AIM OF THE EXERCISE =
For this exercise, repeat all of the material verbatim apart from its images.

— Start —

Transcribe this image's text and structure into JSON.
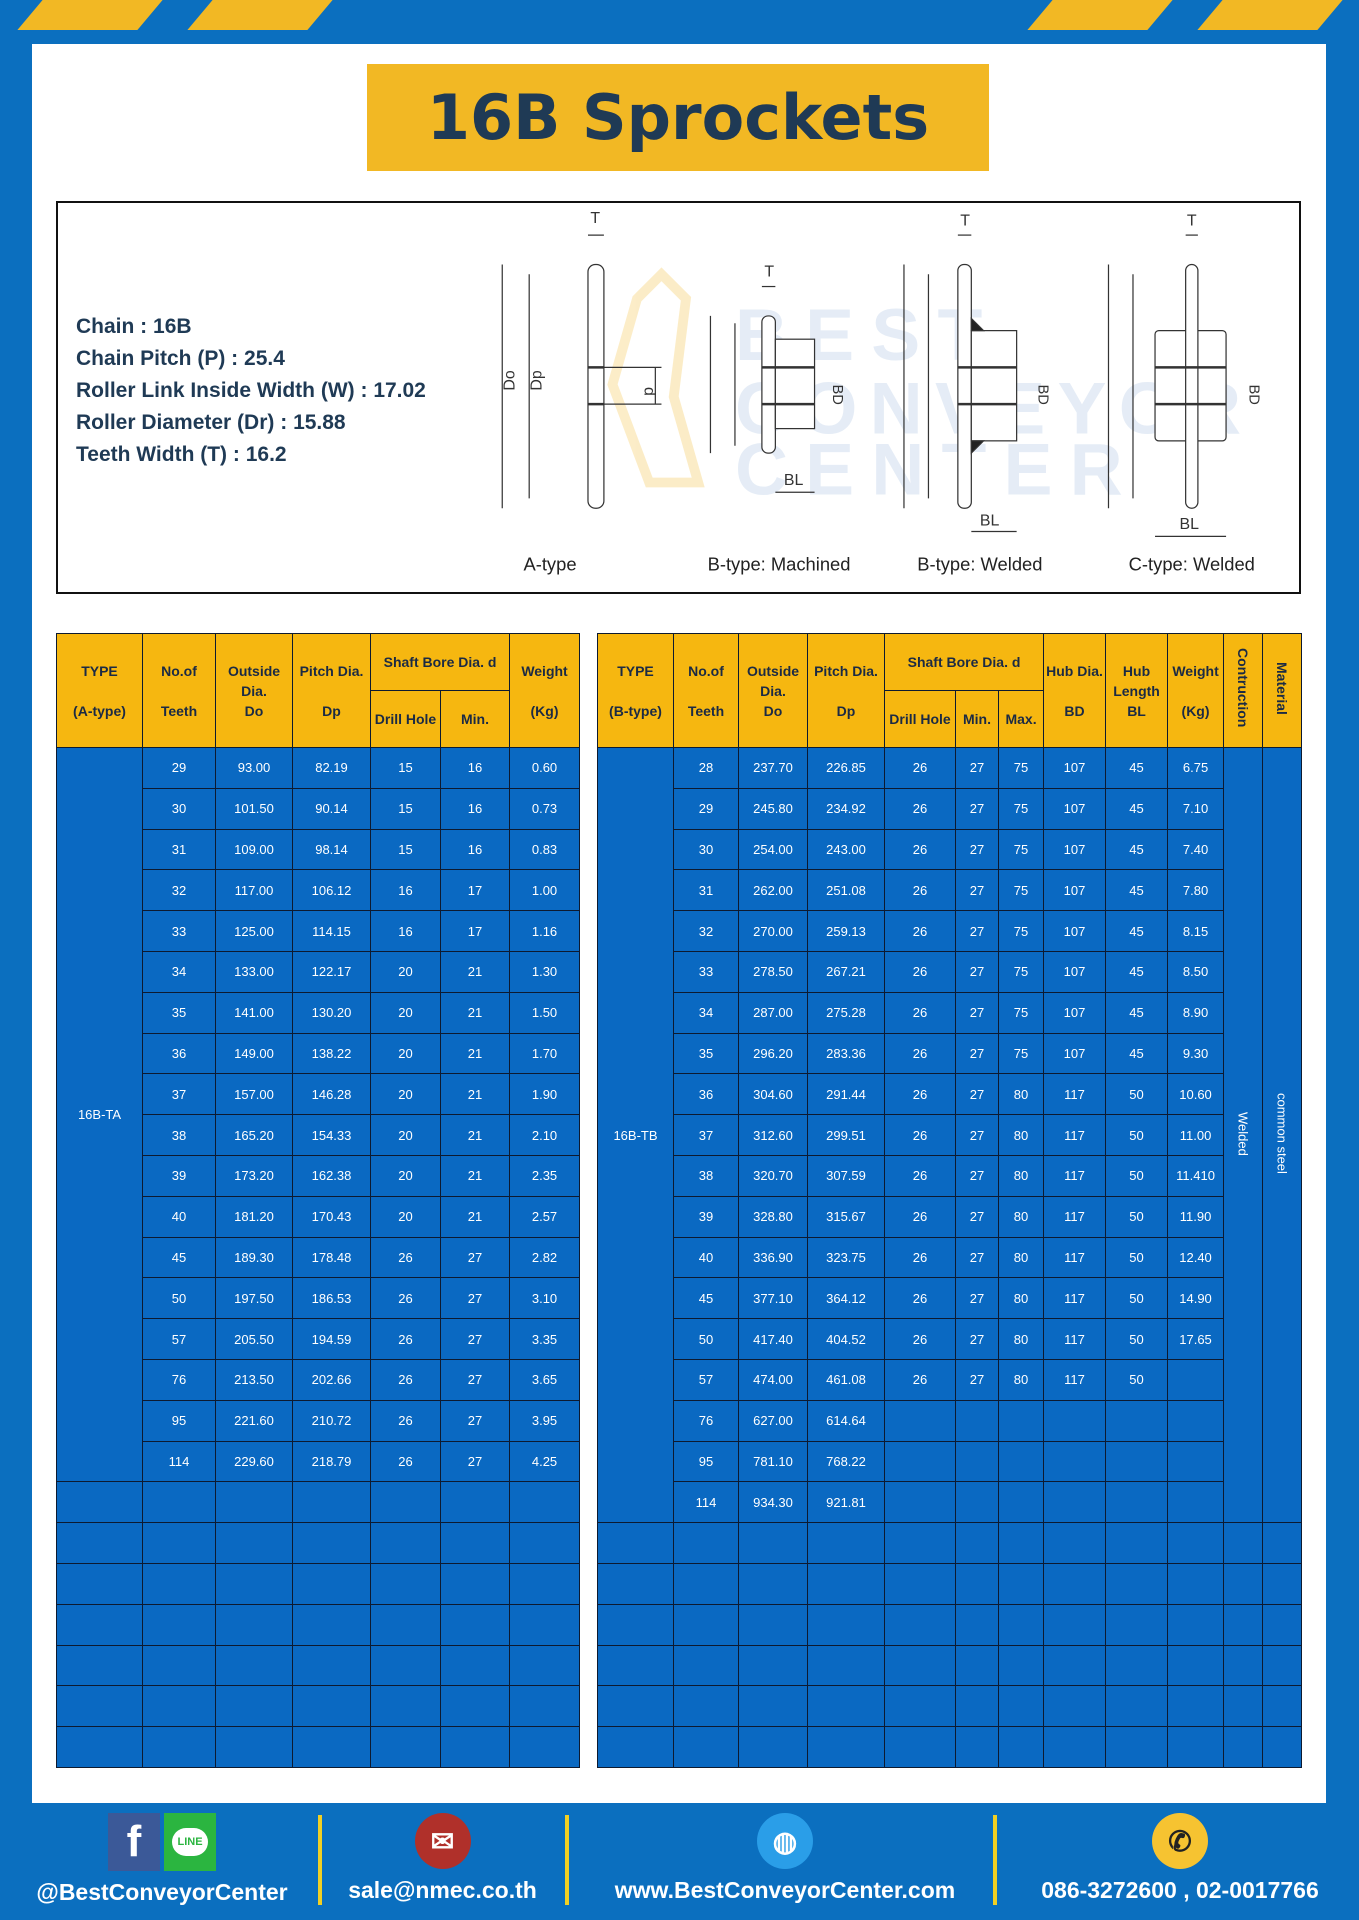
{
  "title": "16B Sprockets",
  "specs": [
    {
      "label": "Chain",
      "value": "16B"
    },
    {
      "label": "Chain Pitch (P)",
      "value": "25.4"
    },
    {
      "label": "Roller Link Inside Width (W)",
      "value": "17.02"
    },
    {
      "label": "Roller Diameter (Dr)",
      "value": "15.88"
    },
    {
      "label": "Teeth Width (T)",
      "value": "16.2"
    }
  ],
  "diagram": {
    "captions": [
      "A-type",
      "B-type: Machined",
      "B-type: Welded",
      "C-type: Welded"
    ],
    "dim_labels": {
      "do": "Do",
      "dp": "Dp",
      "d": "d",
      "bd": "BD",
      "t": "T",
      "bl": "BL"
    }
  },
  "table_a": {
    "headers": {
      "type": "TYPE",
      "type2": "(A-type)",
      "teeth": "No.of",
      "teeth2": "Teeth",
      "od": "Outside",
      "od2": "Dia.",
      "od3": "Do",
      "pd": "Pitch Dia.",
      "pd2": "Dp",
      "bore": "Shaft Bore Dia. d",
      "drill": "Drill Hole",
      "min": "Min.",
      "weight": "Weight",
      "weight2": "(Kg)"
    },
    "type_label": "16B-TA",
    "rows": [
      [
        "29",
        "93.00",
        "82.19",
        "15",
        "16",
        "0.60"
      ],
      [
        "30",
        "101.50",
        "90.14",
        "15",
        "16",
        "0.73"
      ],
      [
        "31",
        "109.00",
        "98.14",
        "15",
        "16",
        "0.83"
      ],
      [
        "32",
        "117.00",
        "106.12",
        "16",
        "17",
        "1.00"
      ],
      [
        "33",
        "125.00",
        "114.15",
        "16",
        "17",
        "1.16"
      ],
      [
        "34",
        "133.00",
        "122.17",
        "20",
        "21",
        "1.30"
      ],
      [
        "35",
        "141.00",
        "130.20",
        "20",
        "21",
        "1.50"
      ],
      [
        "36",
        "149.00",
        "138.22",
        "20",
        "21",
        "1.70"
      ],
      [
        "37",
        "157.00",
        "146.28",
        "20",
        "21",
        "1.90"
      ],
      [
        "38",
        "165.20",
        "154.33",
        "20",
        "21",
        "2.10"
      ],
      [
        "39",
        "173.20",
        "162.38",
        "20",
        "21",
        "2.35"
      ],
      [
        "40",
        "181.20",
        "170.43",
        "20",
        "21",
        "2.57"
      ],
      [
        "45",
        "189.30",
        "178.48",
        "26",
        "27",
        "2.82"
      ],
      [
        "50",
        "197.50",
        "186.53",
        "26",
        "27",
        "3.10"
      ],
      [
        "57",
        "205.50",
        "194.59",
        "26",
        "27",
        "3.35"
      ],
      [
        "76",
        "213.50",
        "202.66",
        "26",
        "27",
        "3.65"
      ],
      [
        "95",
        "221.60",
        "210.72",
        "26",
        "27",
        "3.95"
      ],
      [
        "114",
        "229.60",
        "218.79",
        "26",
        "27",
        "4.25"
      ]
    ]
  },
  "table_b": {
    "headers": {
      "type": "TYPE",
      "type2": "(B-type)",
      "teeth": "No.of",
      "teeth2": "Teeth",
      "od": "Outside",
      "od2": "Dia.",
      "od3": "Do",
      "pd": "Pitch Dia.",
      "pd2": "Dp",
      "bore": "Shaft Bore Dia. d",
      "drill": "Drill Hole",
      "min": "Min.",
      "max": "Max.",
      "hub": "Hub Dia.",
      "hub2": "BD",
      "hl": "Hub",
      "hl2": "Length",
      "hl3": "BL",
      "weight": "Weight",
      "weight2": "(Kg)",
      "construction": "Contruction",
      "material": "Material"
    },
    "type_label": "16B-TB",
    "construction": "Welded",
    "material": "common steel",
    "rows": [
      [
        "28",
        "237.70",
        "226.85",
        "26",
        "27",
        "75",
        "107",
        "45",
        "6.75"
      ],
      [
        "29",
        "245.80",
        "234.92",
        "26",
        "27",
        "75",
        "107",
        "45",
        "7.10"
      ],
      [
        "30",
        "254.00",
        "243.00",
        "26",
        "27",
        "75",
        "107",
        "45",
        "7.40"
      ],
      [
        "31",
        "262.00",
        "251.08",
        "26",
        "27",
        "75",
        "107",
        "45",
        "7.80"
      ],
      [
        "32",
        "270.00",
        "259.13",
        "26",
        "27",
        "75",
        "107",
        "45",
        "8.15"
      ],
      [
        "33",
        "278.50",
        "267.21",
        "26",
        "27",
        "75",
        "107",
        "45",
        "8.50"
      ],
      [
        "34",
        "287.00",
        "275.28",
        "26",
        "27",
        "75",
        "107",
        "45",
        "8.90"
      ],
      [
        "35",
        "296.20",
        "283.36",
        "26",
        "27",
        "75",
        "107",
        "45",
        "9.30"
      ],
      [
        "36",
        "304.60",
        "291.44",
        "26",
        "27",
        "80",
        "117",
        "50",
        "10.60"
      ],
      [
        "37",
        "312.60",
        "299.51",
        "26",
        "27",
        "80",
        "117",
        "50",
        "11.00"
      ],
      [
        "38",
        "320.70",
        "307.59",
        "26",
        "27",
        "80",
        "117",
        "50",
        "11.410"
      ],
      [
        "39",
        "328.80",
        "315.67",
        "26",
        "27",
        "80",
        "117",
        "50",
        "11.90"
      ],
      [
        "40",
        "336.90",
        "323.75",
        "26",
        "27",
        "80",
        "117",
        "50",
        "12.40"
      ],
      [
        "45",
        "377.10",
        "364.12",
        "26",
        "27",
        "80",
        "117",
        "50",
        "14.90"
      ],
      [
        "50",
        "417.40",
        "404.52",
        "26",
        "27",
        "80",
        "117",
        "50",
        "17.65"
      ],
      [
        "57",
        "474.00",
        "461.08",
        "26",
        "27",
        "80",
        "117",
        "50",
        ""
      ],
      [
        "76",
        "627.00",
        "614.64",
        "",
        "",
        "",
        "",
        "",
        ""
      ],
      [
        "95",
        "781.10",
        "768.22",
        "",
        "",
        "",
        "",
        "",
        ""
      ],
      [
        "114",
        "934.30",
        "921.81",
        "",
        "",
        "",
        "",
        "",
        ""
      ]
    ]
  },
  "footer": {
    "social": "@BestConveyorCenter",
    "line_label": "LINE",
    "email": "sale@nmec.co.th",
    "website": "www.BestConveyorCenter.com",
    "phone": "086-3272600 , 02-0017766"
  },
  "colors": {
    "background": "#0b6fbf",
    "accent": "#f2b824",
    "cell": "#0a69c2",
    "title_text": "#1f3a55"
  }
}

— End —

SOLUTION TO THIS TASK =
Transcribe this image's text and structure into JSON.
{
  "title": "16B Sprockets",
  "specs": [
    {
      "label": "Chain",
      "value": "16B"
    },
    {
      "label": "Chain Pitch (P)",
      "value": "25.4"
    },
    {
      "label": "Roller Link Inside Width (W)",
      "value": "17.02"
    },
    {
      "label": "Roller Diameter (Dr)",
      "value": "15.88"
    },
    {
      "label": "Teeth Width (T)",
      "value": "16.2"
    }
  ],
  "diagram": {
    "captions": [
      "A-type",
      "B-type: Machined",
      "B-type: Welded",
      "C-type: Welded"
    ],
    "dim_labels": {
      "do": "Do",
      "dp": "Dp",
      "d": "d",
      "bd": "BD",
      "t": "T",
      "bl": "BL"
    }
  },
  "table_a": {
    "headers": {
      "type": "TYPE",
      "type2": "(A-type)",
      "teeth": "No.of",
      "teeth2": "Teeth",
      "od": "Outside",
      "od2": "Dia.",
      "od3": "Do",
      "pd": "Pitch Dia.",
      "pd2": "Dp",
      "bore": "Shaft Bore Dia. d",
      "drill": "Drill Hole",
      "min": "Min.",
      "weight": "Weight",
      "weight2": "(Kg)"
    },
    "type_label": "16B-TA",
    "rows": [
      [
        "29",
        "93.00",
        "82.19",
        "15",
        "16",
        "0.60"
      ],
      [
        "30",
        "101.50",
        "90.14",
        "15",
        "16",
        "0.73"
      ],
      [
        "31",
        "109.00",
        "98.14",
        "15",
        "16",
        "0.83"
      ],
      [
        "32",
        "117.00",
        "106.12",
        "16",
        "17",
        "1.00"
      ],
      [
        "33",
        "125.00",
        "114.15",
        "16",
        "17",
        "1.16"
      ],
      [
        "34",
        "133.00",
        "122.17",
        "20",
        "21",
        "1.30"
      ],
      [
        "35",
        "141.00",
        "130.20",
        "20",
        "21",
        "1.50"
      ],
      [
        "36",
        "149.00",
        "138.22",
        "20",
        "21",
        "1.70"
      ],
      [
        "37",
        "157.00",
        "146.28",
        "20",
        "21",
        "1.90"
      ],
      [
        "38",
        "165.20",
        "154.33",
        "20",
        "21",
        "2.10"
      ],
      [
        "39",
        "173.20",
        "162.38",
        "20",
        "21",
        "2.35"
      ],
      [
        "40",
        "181.20",
        "170.43",
        "20",
        "21",
        "2.57"
      ],
      [
        "45",
        "189.30",
        "178.48",
        "26",
        "27",
        "2.82"
      ],
      [
        "50",
        "197.50",
        "186.53",
        "26",
        "27",
        "3.10"
      ],
      [
        "57",
        "205.50",
        "194.59",
        "26",
        "27",
        "3.35"
      ],
      [
        "76",
        "213.50",
        "202.66",
        "26",
        "27",
        "3.65"
      ],
      [
        "95",
        "221.60",
        "210.72",
        "26",
        "27",
        "3.95"
      ],
      [
        "114",
        "229.60",
        "218.79",
        "26",
        "27",
        "4.25"
      ]
    ]
  },
  "table_b": {
    "headers": {
      "type": "TYPE",
      "type2": "(B-type)",
      "teeth": "No.of",
      "teeth2": "Teeth",
      "od": "Outside",
      "od2": "Dia.",
      "od3": "Do",
      "pd": "Pitch Dia.",
      "pd2": "Dp",
      "bore": "Shaft Bore Dia. d",
      "drill": "Drill Hole",
      "min": "Min.",
      "max": "Max.",
      "hub": "Hub Dia.",
      "hub2": "BD",
      "hl": "Hub",
      "hl2": "Length",
      "hl3": "BL",
      "weight": "Weight",
      "weight2": "(Kg)",
      "construction": "Contruction",
      "material": "Material"
    },
    "type_label": "16B-TB",
    "construction": "Welded",
    "material": "common steel",
    "rows": [
      [
        "28",
        "237.70",
        "226.85",
        "26",
        "27",
        "75",
        "107",
        "45",
        "6.75"
      ],
      [
        "29",
        "245.80",
        "234.92",
        "26",
        "27",
        "75",
        "107",
        "45",
        "7.10"
      ],
      [
        "30",
        "254.00",
        "243.00",
        "26",
        "27",
        "75",
        "107",
        "45",
        "7.40"
      ],
      [
        "31",
        "262.00",
        "251.08",
        "26",
        "27",
        "75",
        "107",
        "45",
        "7.80"
      ],
      [
        "32",
        "270.00",
        "259.13",
        "26",
        "27",
        "75",
        "107",
        "45",
        "8.15"
      ],
      [
        "33",
        "278.50",
        "267.21",
        "26",
        "27",
        "75",
        "107",
        "45",
        "8.50"
      ],
      [
        "34",
        "287.00",
        "275.28",
        "26",
        "27",
        "75",
        "107",
        "45",
        "8.90"
      ],
      [
        "35",
        "296.20",
        "283.36",
        "26",
        "27",
        "75",
        "107",
        "45",
        "9.30"
      ],
      [
        "36",
        "304.60",
        "291.44",
        "26",
        "27",
        "80",
        "117",
        "50",
        "10.60"
      ],
      [
        "37",
        "312.60",
        "299.51",
        "26",
        "27",
        "80",
        "117",
        "50",
        "11.00"
      ],
      [
        "38",
        "320.70",
        "307.59",
        "26",
        "27",
        "80",
        "117",
        "50",
        "11.410"
      ],
      [
        "39",
        "328.80",
        "315.67",
        "26",
        "27",
        "80",
        "117",
        "50",
        "11.90"
      ],
      [
        "40",
        "336.90",
        "323.75",
        "26",
        "27",
        "80",
        "117",
        "50",
        "12.40"
      ],
      [
        "45",
        "377.10",
        "364.12",
        "26",
        "27",
        "80",
        "117",
        "50",
        "14.90"
      ],
      [
        "50",
        "417.40",
        "404.52",
        "26",
        "27",
        "80",
        "117",
        "50",
        "17.65"
      ],
      [
        "57",
        "474.00",
        "461.08",
        "26",
        "27",
        "80",
        "117",
        "50",
        ""
      ],
      [
        "76",
        "627.00",
        "614.64",
        "",
        "",
        "",
        "",
        "",
        ""
      ],
      [
        "95",
        "781.10",
        "768.22",
        "",
        "",
        "",
        "",
        "",
        ""
      ],
      [
        "114",
        "934.30",
        "921.81",
        "",
        "",
        "",
        "",
        "",
        ""
      ]
    ]
  },
  "footer": {
    "social": "@BestConveyorCenter",
    "line_label": "LINE",
    "email": "sale@nmec.co.th",
    "website": "www.BestConveyorCenter.com",
    "phone": "086-3272600 , 02-0017766"
  },
  "colors": {
    "background": "#0b6fbf",
    "accent": "#f2b824",
    "cell": "#0a69c2",
    "title_text": "#1f3a55"
  }
}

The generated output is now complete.